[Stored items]
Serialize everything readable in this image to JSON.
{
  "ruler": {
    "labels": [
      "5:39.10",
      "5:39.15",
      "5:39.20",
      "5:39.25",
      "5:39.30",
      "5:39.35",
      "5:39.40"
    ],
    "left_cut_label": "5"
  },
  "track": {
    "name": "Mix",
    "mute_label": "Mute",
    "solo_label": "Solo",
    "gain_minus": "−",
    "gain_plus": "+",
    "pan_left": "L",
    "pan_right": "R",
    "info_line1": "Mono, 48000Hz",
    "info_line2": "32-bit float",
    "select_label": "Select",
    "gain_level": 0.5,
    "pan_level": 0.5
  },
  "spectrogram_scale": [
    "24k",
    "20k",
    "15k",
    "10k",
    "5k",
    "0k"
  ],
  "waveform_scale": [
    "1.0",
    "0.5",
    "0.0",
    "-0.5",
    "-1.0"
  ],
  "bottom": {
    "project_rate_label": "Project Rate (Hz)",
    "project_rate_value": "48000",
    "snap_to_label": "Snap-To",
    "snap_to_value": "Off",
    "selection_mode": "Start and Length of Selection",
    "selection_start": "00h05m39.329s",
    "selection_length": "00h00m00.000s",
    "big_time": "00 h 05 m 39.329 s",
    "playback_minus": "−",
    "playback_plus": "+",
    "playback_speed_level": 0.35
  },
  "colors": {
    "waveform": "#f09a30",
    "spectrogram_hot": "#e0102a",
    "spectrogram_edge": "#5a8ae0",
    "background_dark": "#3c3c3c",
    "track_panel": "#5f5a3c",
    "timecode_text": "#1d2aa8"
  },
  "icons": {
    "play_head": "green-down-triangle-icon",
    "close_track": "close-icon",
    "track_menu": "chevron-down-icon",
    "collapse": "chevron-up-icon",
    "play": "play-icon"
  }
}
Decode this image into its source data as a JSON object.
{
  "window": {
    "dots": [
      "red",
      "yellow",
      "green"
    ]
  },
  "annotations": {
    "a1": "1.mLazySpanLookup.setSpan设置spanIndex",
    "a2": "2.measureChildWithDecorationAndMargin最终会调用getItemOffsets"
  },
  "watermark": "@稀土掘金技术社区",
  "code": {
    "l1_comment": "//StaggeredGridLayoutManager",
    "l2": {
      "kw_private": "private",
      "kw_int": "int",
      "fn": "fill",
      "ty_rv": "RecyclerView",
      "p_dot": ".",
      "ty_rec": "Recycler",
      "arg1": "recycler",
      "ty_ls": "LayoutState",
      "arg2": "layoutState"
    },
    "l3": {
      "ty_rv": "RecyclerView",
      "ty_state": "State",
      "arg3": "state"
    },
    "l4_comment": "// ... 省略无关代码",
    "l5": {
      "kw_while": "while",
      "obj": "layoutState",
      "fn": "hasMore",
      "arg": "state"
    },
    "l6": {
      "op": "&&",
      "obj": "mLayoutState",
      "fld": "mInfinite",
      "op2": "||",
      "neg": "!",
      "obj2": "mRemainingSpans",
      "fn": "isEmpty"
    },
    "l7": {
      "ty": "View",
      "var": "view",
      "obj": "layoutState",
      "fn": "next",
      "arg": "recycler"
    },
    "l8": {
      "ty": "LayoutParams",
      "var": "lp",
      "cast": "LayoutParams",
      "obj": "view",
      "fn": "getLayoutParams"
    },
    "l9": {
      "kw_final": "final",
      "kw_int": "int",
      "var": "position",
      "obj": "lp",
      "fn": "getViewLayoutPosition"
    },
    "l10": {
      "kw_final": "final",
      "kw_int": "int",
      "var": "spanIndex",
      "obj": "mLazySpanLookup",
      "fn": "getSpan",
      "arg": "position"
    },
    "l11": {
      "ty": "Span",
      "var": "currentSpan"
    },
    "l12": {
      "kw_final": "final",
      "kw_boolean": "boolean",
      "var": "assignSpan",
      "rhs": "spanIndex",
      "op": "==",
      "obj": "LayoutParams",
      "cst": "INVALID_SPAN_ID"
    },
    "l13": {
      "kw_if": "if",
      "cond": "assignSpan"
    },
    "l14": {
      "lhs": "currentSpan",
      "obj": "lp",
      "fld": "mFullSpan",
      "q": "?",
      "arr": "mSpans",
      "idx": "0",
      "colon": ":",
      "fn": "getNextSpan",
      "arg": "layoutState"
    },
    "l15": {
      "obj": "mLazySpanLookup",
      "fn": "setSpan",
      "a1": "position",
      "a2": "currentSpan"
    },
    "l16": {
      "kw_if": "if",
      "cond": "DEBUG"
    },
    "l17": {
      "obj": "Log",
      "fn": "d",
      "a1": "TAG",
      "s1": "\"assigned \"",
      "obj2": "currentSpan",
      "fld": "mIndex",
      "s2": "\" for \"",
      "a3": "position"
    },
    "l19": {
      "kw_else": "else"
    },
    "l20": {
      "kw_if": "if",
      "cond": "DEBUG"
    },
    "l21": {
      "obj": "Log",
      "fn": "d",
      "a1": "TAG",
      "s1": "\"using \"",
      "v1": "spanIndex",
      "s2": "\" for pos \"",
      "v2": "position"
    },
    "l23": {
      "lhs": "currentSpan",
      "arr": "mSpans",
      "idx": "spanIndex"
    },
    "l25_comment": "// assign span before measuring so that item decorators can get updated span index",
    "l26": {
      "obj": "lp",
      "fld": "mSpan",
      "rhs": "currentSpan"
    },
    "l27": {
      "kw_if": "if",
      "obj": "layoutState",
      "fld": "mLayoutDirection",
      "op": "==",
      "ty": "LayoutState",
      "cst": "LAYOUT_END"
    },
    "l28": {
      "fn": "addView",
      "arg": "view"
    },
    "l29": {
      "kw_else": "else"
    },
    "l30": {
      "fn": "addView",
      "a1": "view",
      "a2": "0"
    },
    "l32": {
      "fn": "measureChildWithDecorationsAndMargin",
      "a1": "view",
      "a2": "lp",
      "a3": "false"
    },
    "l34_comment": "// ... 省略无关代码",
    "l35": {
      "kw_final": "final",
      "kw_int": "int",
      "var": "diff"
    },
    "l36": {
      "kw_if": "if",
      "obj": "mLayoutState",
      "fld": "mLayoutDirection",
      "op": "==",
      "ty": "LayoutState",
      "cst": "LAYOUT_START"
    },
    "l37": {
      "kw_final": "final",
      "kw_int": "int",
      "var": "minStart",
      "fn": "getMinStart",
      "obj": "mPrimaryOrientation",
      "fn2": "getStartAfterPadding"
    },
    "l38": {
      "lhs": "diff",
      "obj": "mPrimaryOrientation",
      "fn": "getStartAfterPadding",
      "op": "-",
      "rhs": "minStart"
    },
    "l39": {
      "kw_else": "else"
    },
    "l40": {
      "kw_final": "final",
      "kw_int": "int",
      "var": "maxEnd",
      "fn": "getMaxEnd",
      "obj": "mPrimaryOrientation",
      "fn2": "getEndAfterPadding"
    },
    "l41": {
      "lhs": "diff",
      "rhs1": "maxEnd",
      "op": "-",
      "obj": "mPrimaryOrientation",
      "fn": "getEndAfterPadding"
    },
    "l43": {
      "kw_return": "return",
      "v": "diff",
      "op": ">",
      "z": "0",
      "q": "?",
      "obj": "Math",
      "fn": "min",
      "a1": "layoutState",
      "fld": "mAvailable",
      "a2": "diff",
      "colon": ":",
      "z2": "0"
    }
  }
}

DIRECTIVE ->
Reproduce each record exactly as it appears.

WRITTEN REPLY ->
Serialize everything readable in this image to JSON.
{
  "ruler": {
    "labels": [
      "5:39.10",
      "5:39.15",
      "5:39.20",
      "5:39.25",
      "5:39.30",
      "5:39.35",
      "5:39.40"
    ],
    "left_cut_label": "5"
  },
  "track": {
    "name": "Mix",
    "mute_label": "Mute",
    "solo_label": "Solo",
    "gain_minus": "−",
    "gain_plus": "+",
    "pan_left": "L",
    "pan_right": "R",
    "info_line1": "Mono, 48000Hz",
    "info_line2": "32-bit float",
    "select_label": "Select",
    "gain_level": 0.5,
    "pan_level": 0.5
  },
  "spectrogram_scale": [
    "24k",
    "20k",
    "15k",
    "10k",
    "5k",
    "0k"
  ],
  "waveform_scale": [
    "1.0",
    "0.5",
    "0.0",
    "-0.5",
    "-1.0"
  ],
  "bottom": {
    "project_rate_label": "Project Rate (Hz)",
    "project_rate_value": "48000",
    "snap_to_label": "Snap-To",
    "snap_to_value": "Off",
    "selection_mode": "Start and Length of Selection",
    "selection_start": "00h05m39.329s",
    "selection_length": "00h00m00.000s",
    "big_time": "00 h 05 m 39.329 s",
    "playback_minus": "−",
    "playback_plus": "+",
    "playback_speed_level": 0.35
  },
  "colors": {
    "waveform": "#f09a30",
    "spectrogram_hot": "#e0102a",
    "spectrogram_edge": "#5a8ae0",
    "background_dark": "#3c3c3c",
    "track_panel": "#5f5a3c",
    "timecode_text": "#1d2aa8"
  },
  "icons": {
    "play_head": "green-down-triangle-icon",
    "close_track": "close-icon",
    "track_menu": "chevron-down-icon",
    "collapse": "chevron-up-icon",
    "play": "play-icon"
  }
}
Decode this image into its source data as a JSON object.
{
  "window": {
    "dots": [
      "red",
      "yellow",
      "green"
    ]
  },
  "annotations": {
    "a1": "1.mLazySpanLookup.setSpan设置spanIndex",
    "a2": "2.measureChildWithDecorationAndMargin最终会调用getItemOffsets"
  },
  "watermark": "@稀土掘金技术社区",
  "code": {
    "l1_comment": "//StaggeredGridLayoutManager",
    "l2": {
      "kw_private": "private",
      "kw_int": "int",
      "fn": "fill",
      "ty_rv": "RecyclerView",
      "p_dot": ".",
      "ty_rec": "Recycler",
      "arg1": "recycler",
      "ty_ls": "LayoutState",
      "arg2": "layoutState"
    },
    "l3": {
      "ty_rv": "RecyclerView",
      "ty_state": "State",
      "arg3": "state"
    },
    "l4_comment": "// ... 省略无关代码",
    "l5": {
      "kw_while": "while",
      "obj": "layoutState",
      "fn": "hasMore",
      "arg": "state"
    },
    "l6": {
      "op": "&&",
      "obj": "mLayoutState",
      "fld": "mInfinite",
      "op2": "||",
      "neg": "!",
      "obj2": "mRemainingSpans",
      "fn": "isEmpty"
    },
    "l7": {
      "ty": "View",
      "var": "view",
      "obj": "layoutState",
      "fn": "next",
      "arg": "recycler"
    },
    "l8": {
      "ty": "LayoutParams",
      "var": "lp",
      "cast": "LayoutParams",
      "obj": "view",
      "fn": "getLayoutParams"
    },
    "l9": {
      "kw_final": "final",
      "kw_int": "int",
      "var": "position",
      "obj": "lp",
      "fn": "getViewLayoutPosition"
    },
    "l10": {
      "kw_final": "final",
      "kw_int": "int",
      "var": "spanIndex",
      "obj": "mLazySpanLookup",
      "fn": "getSpan",
      "arg": "position"
    },
    "l11": {
      "ty": "Span",
      "var": "currentSpan"
    },
    "l12": {
      "kw_final": "final",
      "kw_boolean": "boolean",
      "var": "assignSpan",
      "rhs": "spanIndex",
      "op": "==",
      "obj": "LayoutParams",
      "cst": "INVALID_SPAN_ID"
    },
    "l13": {
      "kw_if": "if",
      "cond": "assignSpan"
    },
    "l14": {
      "lhs": "currentSpan",
      "obj": "lp",
      "fld": "mFullSpan",
      "q": "?",
      "arr": "mSpans",
      "idx": "0",
      "colon": ":",
      "fn": "getNextSpan",
      "arg": "layoutState"
    },
    "l15": {
      "obj": "mLazySpanLookup",
      "fn": "setSpan",
      "a1": "position",
      "a2": "currentSpan"
    },
    "l16": {
      "kw_if": "if",
      "cond": "DEBUG"
    },
    "l17": {
      "obj": "Log",
      "fn": "d",
      "a1": "TAG",
      "s1": "\"assigned \"",
      "obj2": "currentSpan",
      "fld": "mIndex",
      "s2": "\" for \"",
      "a3": "position"
    },
    "l19": {
      "kw_else": "else"
    },
    "l20": {
      "kw_if": "if",
      "cond": "DEBUG"
    },
    "l21": {
      "obj": "Log",
      "fn": "d",
      "a1": "TAG",
      "s1": "\"using \"",
      "v1": "spanIndex",
      "s2": "\" for pos \"",
      "v2": "position"
    },
    "l23": {
      "lhs": "currentSpan",
      "arr": "mSpans",
      "idx": "spanIndex"
    },
    "l25_comment": "// assign span before measuring so that item decorators can get updated span index",
    "l26": {
      "obj": "lp",
      "fld": "mSpan",
      "rhs": "currentSpan"
    },
    "l27": {
      "kw_if": "if",
      "obj": "layoutState",
      "fld": "mLayoutDirection",
      "op": "==",
      "ty": "LayoutState",
      "cst": "LAYOUT_END"
    },
    "l28": {
      "fn": "addView",
      "arg": "view"
    },
    "l29": {
      "kw_else": "else"
    },
    "l30": {
      "fn": "addView",
      "a1": "view",
      "a2": "0"
    },
    "l32": {
      "fn": "measureChildWithDecorationsAndMargin",
      "a1": "view",
      "a2": "lp",
      "a3": "false"
    },
    "l34_comment": "// ... 省略无关代码",
    "l35": {
      "kw_final": "final",
      "kw_int": "int",
      "var": "diff"
    },
    "l36": {
      "kw_if": "if",
      "obj": "mLayoutState",
      "fld": "mLayoutDirection",
      "op": "==",
      "ty": "LayoutState",
      "cst": "LAYOUT_START"
    },
    "l37": {
      "kw_final": "final",
      "kw_int": "int",
      "var": "minStart",
      "fn": "getMinStart",
      "obj": "mPrimaryOrientation",
      "fn2": "getStartAfterPadding"
    },
    "l38": {
      "lhs": "diff",
      "obj": "mPrimaryOrientation",
      "fn": "getStartAfterPadding",
      "op": "-",
      "rhs": "minStart"
    },
    "l39": {
      "kw_else": "else"
    },
    "l40": {
      "kw_final": "final",
      "kw_int": "int",
      "var": "maxEnd",
      "fn": "getMaxEnd",
      "obj": "mPrimaryOrientation",
      "fn2": "getEndAfterPadding"
    },
    "l41": {
      "lhs": "diff",
      "rhs1": "maxEnd",
      "op": "-",
      "obj": "mPrimaryOrientation",
      "fn": "getEndAfterPadding"
    },
    "l43": {
      "kw_return": "return",
      "v": "diff",
      "op": ">",
      "z": "0",
      "q": "?",
      "obj": "Math",
      "fn": "min",
      "a1": "layoutState",
      "fld": "mAvailable",
      "a2": "diff",
      "colon": ":",
      "z2": "0"
    }
  }
}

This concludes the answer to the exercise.